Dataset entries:
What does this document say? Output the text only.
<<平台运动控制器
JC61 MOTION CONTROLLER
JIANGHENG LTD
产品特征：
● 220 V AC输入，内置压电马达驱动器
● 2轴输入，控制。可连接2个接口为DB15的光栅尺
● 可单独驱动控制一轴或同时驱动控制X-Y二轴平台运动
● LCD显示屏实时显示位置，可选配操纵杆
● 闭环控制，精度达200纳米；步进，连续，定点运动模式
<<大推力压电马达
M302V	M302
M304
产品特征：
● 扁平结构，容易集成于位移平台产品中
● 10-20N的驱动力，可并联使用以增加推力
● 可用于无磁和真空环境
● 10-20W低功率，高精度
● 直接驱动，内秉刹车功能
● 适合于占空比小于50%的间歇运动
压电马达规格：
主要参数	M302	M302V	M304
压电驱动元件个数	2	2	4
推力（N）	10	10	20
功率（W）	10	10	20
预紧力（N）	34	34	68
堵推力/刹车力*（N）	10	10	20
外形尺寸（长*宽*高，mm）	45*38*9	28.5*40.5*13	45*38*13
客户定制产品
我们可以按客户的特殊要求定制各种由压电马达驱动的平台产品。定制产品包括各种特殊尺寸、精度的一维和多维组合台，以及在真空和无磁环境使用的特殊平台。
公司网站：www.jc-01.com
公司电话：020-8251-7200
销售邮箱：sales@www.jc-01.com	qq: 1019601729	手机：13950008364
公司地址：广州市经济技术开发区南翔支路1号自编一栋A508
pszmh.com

_WHAT THE TASK ASKS_. Print the complete listing again, exactly as it stands.

_FULL SOLUTION_.
What does this document say? Output the text only.
<<平台运动控制器
JC61 MOTION CONTROLLER
JIANGHENG LTD
产品特征：
● 220 V AC输入，内置压电马达驱动器
● 2轴输入，控制。可连接2个接口为DB15的光栅尺
● 可单独驱动控制一轴或同时驱动控制X-Y二轴平台运动
● LCD显示屏实时显示位置，可选配操纵杆
● 闭环控制，精度达200纳米；步进，连续，定点运动模式
<<大推力压电马达
M302V	M302
M304
产品特征：
● 扁平结构，容易集成于位移平台产品中
● 10-20N的驱动力，可并联使用以增加推力
● 可用于无磁和真空环境
● 10-20W低功率，高精度
● 直接驱动，内秉刹车功能
● 适合于占空比小于50%的间歇运动
压电马达规格：
主要参数	M302	M302V	M304
压电驱动元件个数	2	2	4
推力（N）	10	10	20
功率（W）	10	10	20
预紧力（N）	34	34	68
堵推力/刹车力*（N）	10	10	20
外形尺寸（长*宽*高，mm）	45*38*9	28.5*40.5*13	45*38*13
客户定制产品
我们可以按客户的特殊要求定制各种由压电马达驱动的平台产品。定制产品包括各种特殊尺寸、精度的一维和多维组合台，以及在真空和无磁环境使用的特殊平台。
公司网站：www.jc-01.com
公司电话：020-8251-7200
销售邮箱：sales@www.jc-01.com	qq: 1019601729	手机：13950008364
公司地址：广州市经济技术开发区南翔支路1号自编一栋A508
pszmh.com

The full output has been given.